Records
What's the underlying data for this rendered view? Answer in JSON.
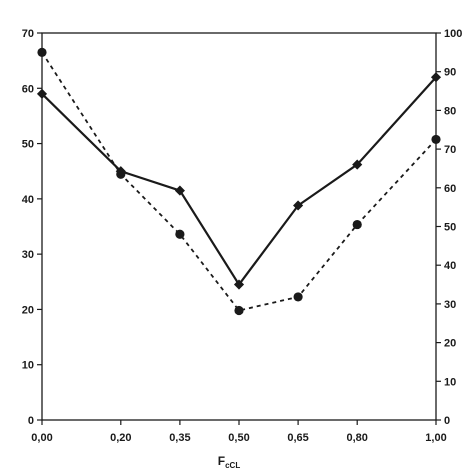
{
  "chart_data": {
    "type": "line",
    "title": "",
    "xlabel": "F",
    "xlabel_sub": "cCL",
    "ylabel": "",
    "y2label": "",
    "x": [
      0.0,
      0.2,
      0.35,
      0.5,
      0.65,
      0.8,
      1.0
    ],
    "x_tick_labels": [
      "0,00",
      "0,20",
      "0,35",
      "0,50",
      "0,65",
      "0,80",
      "1,00"
    ],
    "xlim": [
      0.0,
      1.0
    ],
    "ylim": [
      0,
      70
    ],
    "y_ticks": [
      0,
      10,
      20,
      30,
      40,
      50,
      60,
      70
    ],
    "y2lim": [
      0,
      100
    ],
    "y2_ticks": [
      0,
      10,
      20,
      30,
      40,
      50,
      60,
      70,
      80,
      90,
      100
    ],
    "grid": false,
    "series": [
      {
        "axis": "left",
        "style": "solid",
        "marker": "diamond",
        "color": "#1a1a1a",
        "values": [
          59,
          45,
          41.5,
          24.5,
          38.8,
          46.2,
          62
        ]
      },
      {
        "axis": "right",
        "style": "dashed",
        "marker": "circle",
        "color": "#1a1a1a",
        "values": [
          95,
          63.5,
          48,
          28.3,
          31.8,
          50.5,
          72.5
        ]
      }
    ]
  }
}
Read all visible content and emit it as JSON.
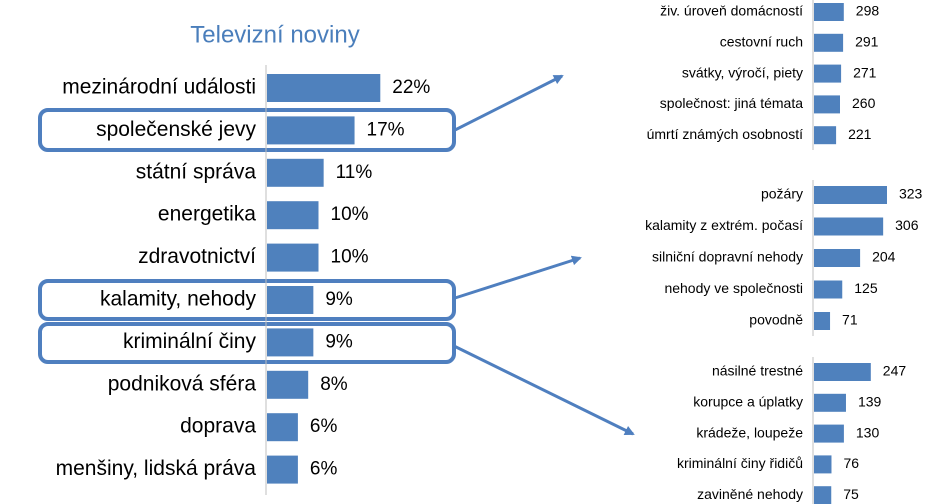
{
  "chart_data": [
    {
      "type": "bar",
      "orientation": "horizontal",
      "title": "Televizní noviny",
      "color": "#4f81bd",
      "categories": [
        "mezinárodní události",
        "společenské jevy",
        "státní správa",
        "energetika",
        "zdravotnictví",
        "kalamity, nehody",
        "kriminální činy",
        "podniková sféra",
        "doprava",
        "menšiny, lidská práva"
      ],
      "values": [
        22,
        17,
        11,
        10,
        10,
        9,
        9,
        8,
        6,
        6
      ],
      "value_labels": [
        "22%",
        "17%",
        "11%",
        "10%",
        "10%",
        "9%",
        "9%",
        "8%",
        "6%",
        "6%"
      ]
    },
    {
      "type": "bar",
      "orientation": "horizontal",
      "color": "#4f81bd",
      "categories": [
        "živ. úroveň domácností",
        "cestovní ruch",
        "svátky, výročí, piety",
        "společnost: jiná témata",
        "úmrtí známých osobností"
      ],
      "values": [
        298,
        291,
        271,
        260,
        221
      ]
    },
    {
      "type": "bar",
      "orientation": "horizontal",
      "color": "#4f81bd",
      "categories": [
        "požáry",
        "kalamity z extrém. počasí",
        "silniční dopravní nehody",
        "nehody ve společnosti",
        "povodně"
      ],
      "values": [
        323,
        306,
        204,
        125,
        71
      ]
    },
    {
      "type": "bar",
      "orientation": "horizontal",
      "color": "#4f81bd",
      "categories": [
        "násilné trestné",
        "korupce a úplatky",
        "krádeže, loupeže",
        "kriminální činy řidičů",
        "zaviněné nehody"
      ],
      "values": [
        247,
        139,
        130,
        76,
        75
      ]
    }
  ]
}
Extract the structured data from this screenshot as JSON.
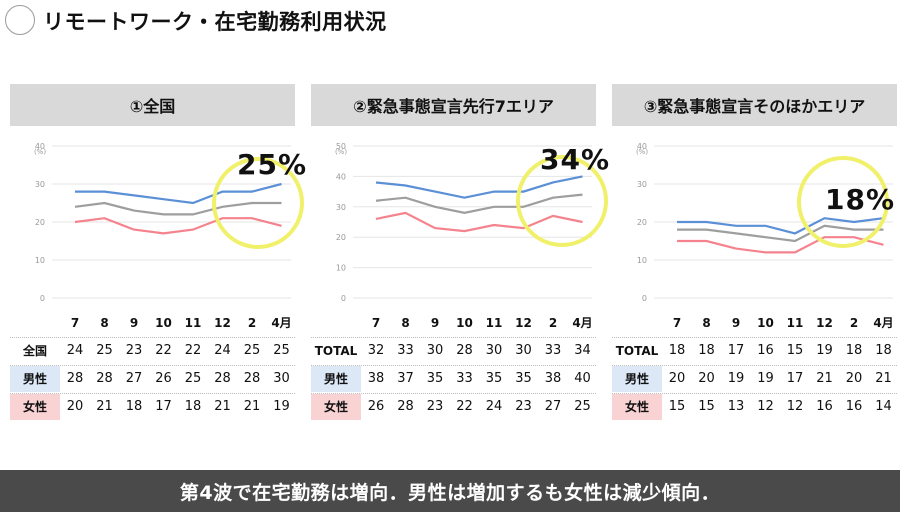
{
  "title": "リモートワーク・在宅勤務利用状況",
  "footer": "第4波で在宅勤務は増向．男性は増加するも女性は減少傾向．",
  "row_labels_sex": {
    "male": "男性",
    "female": "女性"
  },
  "colors": {
    "total": "#9e9e9e",
    "male": "#5b8fd6",
    "female": "#f4838d",
    "highlight": "#f0f06a"
  },
  "panels": [
    {
      "header": "①全国",
      "callout": "25%",
      "total_label": "全国",
      "y_max": 40,
      "y_ticks": [
        "0",
        "10",
        "20",
        "30",
        "40"
      ],
      "unit": "(%)",
      "months": [
        "7",
        "8",
        "9",
        "10",
        "11",
        "12",
        "2",
        "4月"
      ],
      "total": [
        "24",
        "25",
        "23",
        "22",
        "22",
        "24",
        "25",
        "25"
      ],
      "male": [
        "28",
        "28",
        "27",
        "26",
        "25",
        "28",
        "28",
        "30"
      ],
      "female": [
        "20",
        "21",
        "18",
        "17",
        "18",
        "21",
        "21",
        "19"
      ]
    },
    {
      "header": "②緊急事態宣言先行7エリア",
      "callout": "34%",
      "total_label": "TOTAL",
      "y_max": 50,
      "y_ticks": [
        "0",
        "10",
        "20",
        "30",
        "40",
        "50"
      ],
      "unit": "(%)",
      "months": [
        "7",
        "8",
        "9",
        "10",
        "11",
        "12",
        "2",
        "4月"
      ],
      "total": [
        "32",
        "33",
        "30",
        "28",
        "30",
        "30",
        "33",
        "34"
      ],
      "male": [
        "38",
        "37",
        "35",
        "33",
        "35",
        "35",
        "38",
        "40"
      ],
      "female": [
        "26",
        "28",
        "23",
        "22",
        "24",
        "23",
        "27",
        "25"
      ]
    },
    {
      "header": "③緊急事態宣言そのほかエリア",
      "callout": "18%",
      "total_label": "TOTAL",
      "y_max": 40,
      "y_ticks": [
        "0",
        "10",
        "20",
        "30",
        "40"
      ],
      "unit": "(%)",
      "months": [
        "7",
        "8",
        "9",
        "10",
        "11",
        "12",
        "2",
        "4月"
      ],
      "total": [
        "18",
        "18",
        "17",
        "16",
        "15",
        "19",
        "18",
        "18"
      ],
      "male": [
        "20",
        "20",
        "19",
        "19",
        "17",
        "21",
        "20",
        "21"
      ],
      "female": [
        "15",
        "15",
        "13",
        "12",
        "12",
        "16",
        "16",
        "14"
      ]
    }
  ],
  "chart_data": [
    {
      "type": "line",
      "title": "①全国",
      "x": [
        "7",
        "8",
        "9",
        "10",
        "11",
        "12",
        "2",
        "4月"
      ],
      "ylim": [
        0,
        40
      ],
      "ylabel": "(%)",
      "series": [
        {
          "name": "全国",
          "values": [
            24,
            25,
            23,
            22,
            22,
            24,
            25,
            25
          ]
        },
        {
          "name": "男性",
          "values": [
            28,
            28,
            27,
            26,
            25,
            28,
            28,
            30
          ]
        },
        {
          "name": "女性",
          "values": [
            20,
            21,
            18,
            17,
            18,
            21,
            21,
            19
          ]
        }
      ],
      "annotation": "25%"
    },
    {
      "type": "line",
      "title": "②緊急事態宣言先行7エリア",
      "x": [
        "7",
        "8",
        "9",
        "10",
        "11",
        "12",
        "2",
        "4月"
      ],
      "ylim": [
        0,
        50
      ],
      "ylabel": "(%)",
      "series": [
        {
          "name": "TOTAL",
          "values": [
            32,
            33,
            30,
            28,
            30,
            30,
            33,
            34
          ]
        },
        {
          "name": "男性",
          "values": [
            38,
            37,
            35,
            33,
            35,
            35,
            38,
            40
          ]
        },
        {
          "name": "女性",
          "values": [
            26,
            28,
            23,
            22,
            24,
            23,
            27,
            25
          ]
        }
      ],
      "annotation": "34%"
    },
    {
      "type": "line",
      "title": "③緊急事態宣言そのほかエリア",
      "x": [
        "7",
        "8",
        "9",
        "10",
        "11",
        "12",
        "2",
        "4月"
      ],
      "ylim": [
        0,
        40
      ],
      "ylabel": "(%)",
      "series": [
        {
          "name": "TOTAL",
          "values": [
            18,
            18,
            17,
            16,
            15,
            19,
            18,
            18
          ]
        },
        {
          "name": "男性",
          "values": [
            20,
            20,
            19,
            19,
            17,
            21,
            20,
            21
          ]
        },
        {
          "name": "女性",
          "values": [
            15,
            15,
            13,
            12,
            12,
            16,
            16,
            14
          ]
        }
      ],
      "annotation": "18%"
    }
  ]
}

### Given request
Copy each line that holds the word "annotation".

### Answer to this exercise
      "annotation": "25%"
      "annotation": "34%"
      "annotation": "18%"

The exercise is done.